• Items listed in a dataset:

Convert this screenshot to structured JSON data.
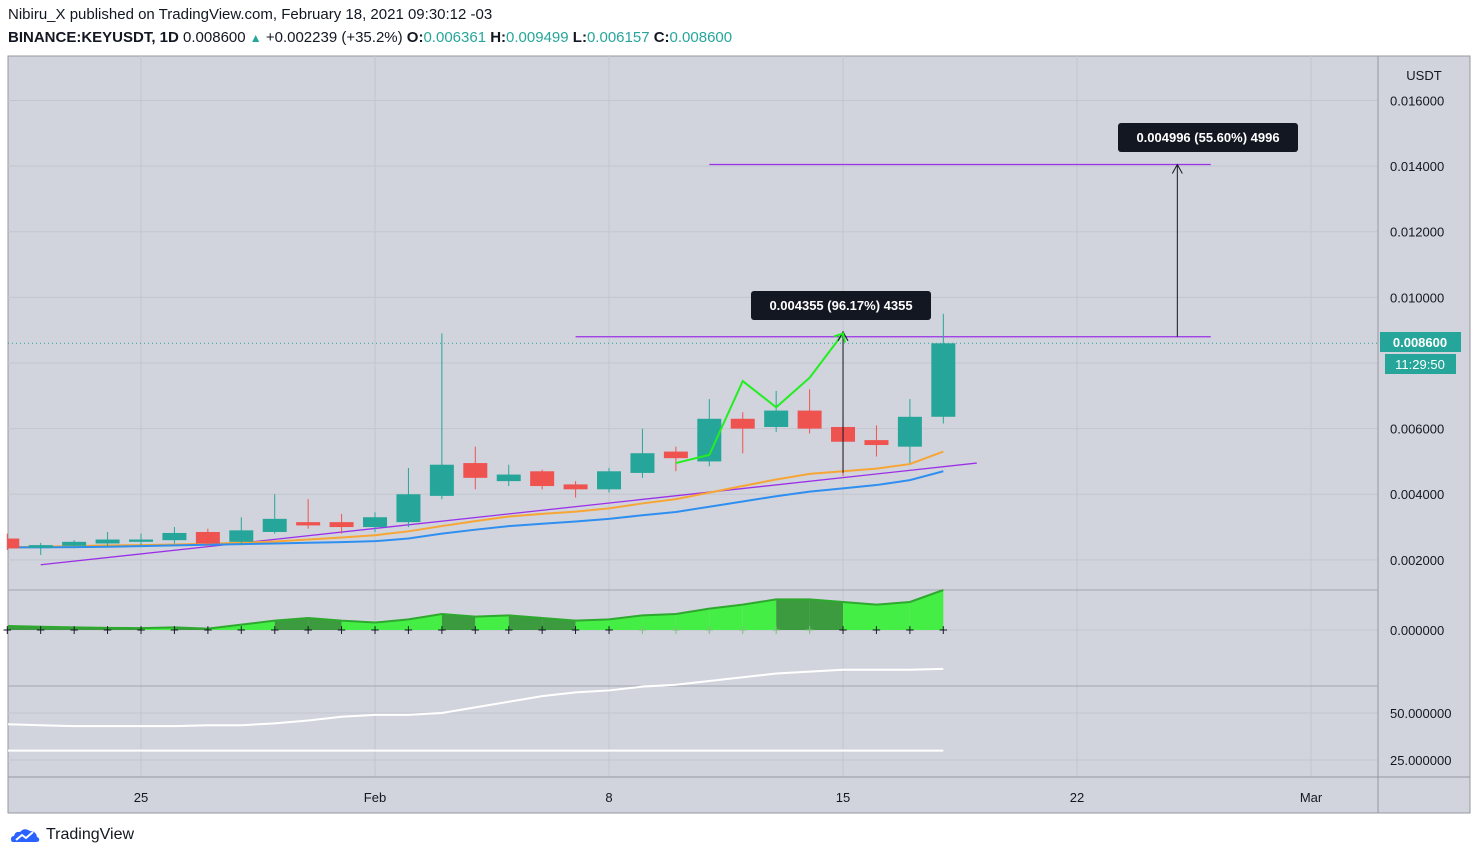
{
  "header": {
    "line1": "Nibiru_X published on TradingView.com, February 18, 2021 09:30:12 -03",
    "symbol": "BINANCE:KEYUSDT, 1D",
    "last": "0.008600",
    "change": "+0.002239 (+35.2%)",
    "o_label": "O:",
    "o": "0.006361",
    "h_label": "H:",
    "h": "0.009499",
    "l_label": "L:",
    "l": "0.006157",
    "c_label": "C:",
    "c": "0.008600"
  },
  "axis": {
    "currency": "USDT",
    "price_ticks": [
      "0.016000",
      "0.014000",
      "0.012000",
      "0.010000",
      "0.006000",
      "0.004000",
      "0.002000"
    ],
    "price_tick_values": [
      0.016,
      0.014,
      0.012,
      0.01,
      0.006,
      0.004,
      0.002
    ],
    "osc_tick": "0.000000",
    "rsi_ticks": [
      "50.000000",
      "25.000000"
    ],
    "rsi_tick_values": [
      50,
      25
    ],
    "x_ticks": [
      "25",
      "Feb",
      "8",
      "15",
      "22",
      "Mar"
    ],
    "x_tick_days": [
      25,
      32,
      39,
      46,
      53,
      60
    ],
    "last_price_label": "0.008600",
    "countdown": "11:29:50"
  },
  "annotations": {
    "measure1": "0.004355 (96.17%) 4355",
    "measure2": "0.004996 (55.60%) 4996"
  },
  "colors": {
    "up": "#26a69a",
    "down": "#ef5350",
    "ema_orange": "#f7a534",
    "ema_blue": "#2f8ff0",
    "trend": "#9b30e8",
    "zigzag": "#22ee22",
    "osc_light": "#44ee44",
    "osc_dark": "#3b9b3e",
    "rsi": "#ffffff",
    "bg": "#d1d4dc"
  },
  "footer": {
    "brand": "TradingView"
  },
  "chart_data": {
    "type": "candlestick",
    "title": "BINANCE:KEYUSDT, 1D",
    "ylabel": "USDT",
    "ylim": [
      0.0015,
      0.0175
    ],
    "x_unit": "day of 2021 (Jan 1 = 1)",
    "candles": [
      {
        "day": 21,
        "o": 0.00265,
        "h": 0.0028,
        "l": 0.0023,
        "c": 0.00235
      },
      {
        "day": 22,
        "o": 0.00237,
        "h": 0.00252,
        "l": 0.00215,
        "c": 0.00245
      },
      {
        "day": 23,
        "o": 0.00243,
        "h": 0.0026,
        "l": 0.00235,
        "c": 0.00255
      },
      {
        "day": 24,
        "o": 0.0025,
        "h": 0.00285,
        "l": 0.0024,
        "c": 0.00262
      },
      {
        "day": 25,
        "o": 0.00255,
        "h": 0.0028,
        "l": 0.00245,
        "c": 0.00262
      },
      {
        "day": 26,
        "o": 0.0026,
        "h": 0.003,
        "l": 0.0025,
        "c": 0.00282
      },
      {
        "day": 27,
        "o": 0.00285,
        "h": 0.00295,
        "l": 0.0024,
        "c": 0.0025
      },
      {
        "day": 28,
        "o": 0.00255,
        "h": 0.0033,
        "l": 0.00245,
        "c": 0.0029
      },
      {
        "day": 29,
        "o": 0.00285,
        "h": 0.004,
        "l": 0.0028,
        "c": 0.00325
      },
      {
        "day": 30,
        "o": 0.00315,
        "h": 0.00385,
        "l": 0.00295,
        "c": 0.00305
      },
      {
        "day": 31,
        "o": 0.00315,
        "h": 0.0034,
        "l": 0.0028,
        "c": 0.003
      },
      {
        "day": 32,
        "o": 0.003,
        "h": 0.00345,
        "l": 0.00285,
        "c": 0.0033
      },
      {
        "day": 33,
        "o": 0.00315,
        "h": 0.0048,
        "l": 0.003,
        "c": 0.004
      },
      {
        "day": 34,
        "o": 0.00395,
        "h": 0.0089,
        "l": 0.00385,
        "c": 0.0049
      },
      {
        "day": 35,
        "o": 0.00495,
        "h": 0.00545,
        "l": 0.00415,
        "c": 0.0045
      },
      {
        "day": 36,
        "o": 0.0044,
        "h": 0.0049,
        "l": 0.00425,
        "c": 0.0046
      },
      {
        "day": 37,
        "o": 0.0047,
        "h": 0.00475,
        "l": 0.00415,
        "c": 0.00425
      },
      {
        "day": 38,
        "o": 0.0043,
        "h": 0.0044,
        "l": 0.0039,
        "c": 0.00415
      },
      {
        "day": 39,
        "o": 0.00415,
        "h": 0.0048,
        "l": 0.00405,
        "c": 0.0047
      },
      {
        "day": 40,
        "o": 0.00465,
        "h": 0.006,
        "l": 0.0045,
        "c": 0.00525
      },
      {
        "day": 41,
        "o": 0.0053,
        "h": 0.00545,
        "l": 0.0047,
        "c": 0.0051
      },
      {
        "day": 42,
        "o": 0.005,
        "h": 0.0069,
        "l": 0.00485,
        "c": 0.0063
      },
      {
        "day": 43,
        "o": 0.0063,
        "h": 0.0065,
        "l": 0.00525,
        "c": 0.006
      },
      {
        "day": 44,
        "o": 0.00605,
        "h": 0.00715,
        "l": 0.0059,
        "c": 0.00655
      },
      {
        "day": 45,
        "o": 0.00655,
        "h": 0.0072,
        "l": 0.00585,
        "c": 0.006
      },
      {
        "day": 46,
        "o": 0.00605,
        "h": 0.0062,
        "l": 0.00455,
        "c": 0.0056
      },
      {
        "day": 47,
        "o": 0.00565,
        "h": 0.0061,
        "l": 0.00515,
        "c": 0.0055
      },
      {
        "day": 48,
        "o": 0.00545,
        "h": 0.0069,
        "l": 0.00495,
        "c": 0.00636
      },
      {
        "day": 49,
        "o": 0.006361,
        "h": 0.009499,
        "l": 0.006157,
        "c": 0.0086
      }
    ],
    "ema_orange": [
      0.00238,
      0.0024,
      0.00242,
      0.00244,
      0.00245,
      0.00247,
      0.00249,
      0.00252,
      0.00256,
      0.00262,
      0.00268,
      0.00275,
      0.00287,
      0.00303,
      0.00318,
      0.00332,
      0.0034,
      0.00347,
      0.00357,
      0.00372,
      0.00385,
      0.00405,
      0.00425,
      0.00445,
      0.00462,
      0.0047,
      0.00478,
      0.00492,
      0.0053
    ],
    "ema_blue": [
      0.00238,
      0.00238,
      0.00239,
      0.0024,
      0.00242,
      0.00244,
      0.00246,
      0.00248,
      0.0025,
      0.00252,
      0.00254,
      0.00257,
      0.00265,
      0.0028,
      0.00292,
      0.00303,
      0.0031,
      0.00317,
      0.00325,
      0.00336,
      0.00346,
      0.00362,
      0.00378,
      0.00394,
      0.00408,
      0.00418,
      0.00428,
      0.00443,
      0.0047
    ],
    "trendlines": [
      {
        "from": {
          "day": 22,
          "price": 0.00185
        },
        "to": {
          "day": 50,
          "price": 0.00495
        }
      },
      {
        "from": {
          "day": 38,
          "price": 0.0088
        },
        "to": {
          "day": 57,
          "price": 0.0088
        }
      },
      {
        "from": {
          "day": 42,
          "price": 0.01405
        },
        "to": {
          "day": 57,
          "price": 0.01405
        }
      }
    ],
    "zigzag": [
      {
        "day": 41,
        "price": 0.00495
      },
      {
        "day": 42,
        "price": 0.0052
      },
      {
        "day": 43,
        "price": 0.00745
      },
      {
        "day": 44,
        "price": 0.00665
      },
      {
        "day": 45,
        "price": 0.00755
      },
      {
        "day": 46,
        "price": 0.0089
      }
    ],
    "measures": [
      {
        "day": 46,
        "from": 0.00465,
        "to": 0.00895,
        "label": "0.004355 (96.17%) 4355"
      },
      {
        "day": 56,
        "from": 0.0088,
        "to": 0.01405,
        "label": "0.004996 (55.60%) 4996"
      }
    ],
    "oscillator": {
      "values": [
        0.00015,
        0.00012,
        0.0001,
        8e-05,
        7e-05,
        0.0001,
        5e-05,
        0.0002,
        0.00035,
        0.00045,
        0.00035,
        0.00028,
        0.0004,
        0.0006,
        0.0005,
        0.00055,
        0.00045,
        0.00035,
        0.0004,
        0.00055,
        0.0006,
        0.0008,
        0.00095,
        0.00115,
        0.00115,
        0.00105,
        0.00095,
        0.00105,
        0.0015
      ],
      "shade": [
        "dark",
        "dark",
        "dark",
        "dark",
        "dark",
        "light",
        "dark",
        "light",
        "light",
        "dark",
        "dark",
        "light",
        "light",
        "light",
        "dark",
        "light",
        "dark",
        "dark",
        "light",
        "light",
        "light",
        "light",
        "light",
        "light",
        "dark",
        "dark",
        "light",
        "light",
        "light"
      ]
    },
    "rsi": [
      44,
      43.5,
      43,
      43,
      43,
      43,
      43.5,
      43.5,
      44.5,
      46,
      48,
      49,
      49,
      50,
      53,
      56,
      59,
      61,
      62,
      64,
      65,
      67,
      69,
      71,
      72,
      73,
      73,
      73,
      73.5
    ],
    "rsi_baseline": 30
  }
}
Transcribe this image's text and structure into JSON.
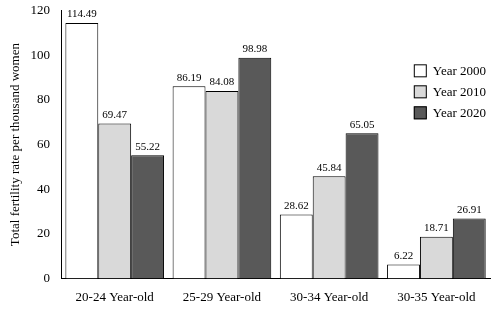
{
  "chart_data": {
    "type": "bar",
    "y_label": "Total fertility rate per thousand women",
    "categories": [
      "20-24 Year-old",
      "25-29 Year-old",
      "30-34 Year-old",
      "30-35 Year-old"
    ],
    "series": [
      {
        "name": "Year 2000",
        "color": "#ffffff",
        "values": [
          114.49,
          86.19,
          28.62,
          6.22
        ]
      },
      {
        "name": "Year 2010",
        "color": "#d9d9d9",
        "values": [
          69.47,
          84.08,
          45.84,
          18.71
        ]
      },
      {
        "name": "Year 2020",
        "color": "#595959",
        "values": [
          55.22,
          98.98,
          65.05,
          26.91
        ]
      }
    ],
    "ylim": [
      0,
      120
    ],
    "yticks": [
      0,
      20,
      40,
      60,
      80,
      100,
      120
    ],
    "grid": false,
    "legend": "upper right",
    "data_labels": true
  }
}
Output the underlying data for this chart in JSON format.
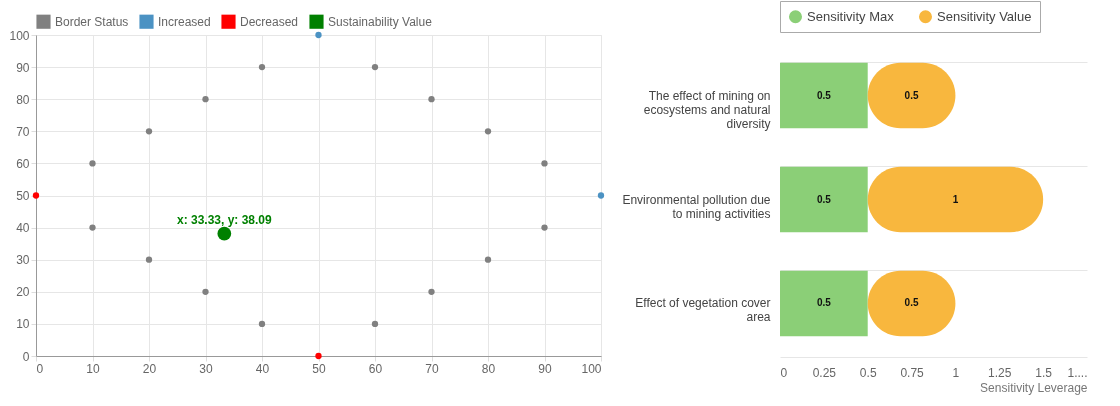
{
  "chart_data": [
    {
      "type": "scatter",
      "legend": "top",
      "grid": true,
      "marker": "circle",
      "xlim": [
        0,
        100
      ],
      "xticks": [
        0,
        10,
        20,
        30,
        40,
        50,
        60,
        70,
        80,
        90,
        100
      ],
      "ylim": [
        0,
        100
      ],
      "yticks": [
        0,
        10,
        20,
        30,
        40,
        50,
        60,
        70,
        80,
        90,
        100
      ],
      "series": [
        {
          "name": "Border Status",
          "color": "#808080",
          "x": [
            10,
            20,
            30,
            40,
            60,
            70,
            80,
            90,
            90,
            80,
            70,
            60,
            40,
            30,
            20,
            10
          ],
          "values": [
            60,
            70,
            80,
            90,
            90,
            80,
            70,
            60,
            40,
            30,
            20,
            10,
            10,
            20,
            30,
            40
          ]
        },
        {
          "name": "Increased",
          "color": "#4b92c3",
          "x": [
            50,
            100
          ],
          "values": [
            100,
            50
          ]
        },
        {
          "name": "Decreased",
          "color": "#ff0000",
          "x": [
            0,
            50
          ],
          "values": [
            50,
            0
          ]
        },
        {
          "name": "Sustainability Value",
          "color": "#008000",
          "x": [
            33.33
          ],
          "values": [
            38.09
          ]
        }
      ],
      "annotations": [
        {
          "text": "x: 33.33, y: 38.09",
          "x": 33.33,
          "y": 38.09
        }
      ]
    },
    {
      "type": "bar",
      "orientation": "horizontal",
      "stacked": true,
      "legend": "top",
      "grid": "y",
      "data_labels": true,
      "xlabel": "Sensitivity Leverage",
      "categories": [
        "The effect of mining on ecosystems and natural diversity",
        "Environmental pollution due to mining activities",
        "Effect of vegetation cover area"
      ],
      "xlim": [
        0,
        1.75
      ],
      "xticks": [
        0,
        0.25,
        0.5,
        0.75,
        1,
        1.25,
        1.5,
        {
          "value": 1.75,
          "label": "1...."
        }
      ],
      "series": [
        {
          "name": "Sensitivity Max",
          "color": "#8bcf77",
          "values": [
            0.5,
            0.5,
            0.5
          ]
        },
        {
          "name": "Sensitivity Value",
          "color": "#f8b73e",
          "values": [
            0.5,
            1,
            0.5
          ]
        }
      ]
    }
  ]
}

• WHAT YOU NEED TO DO:
How many lines in the records hold the string "name"? Reply with the number alone.

• RESPONSE TO THE TASK:
9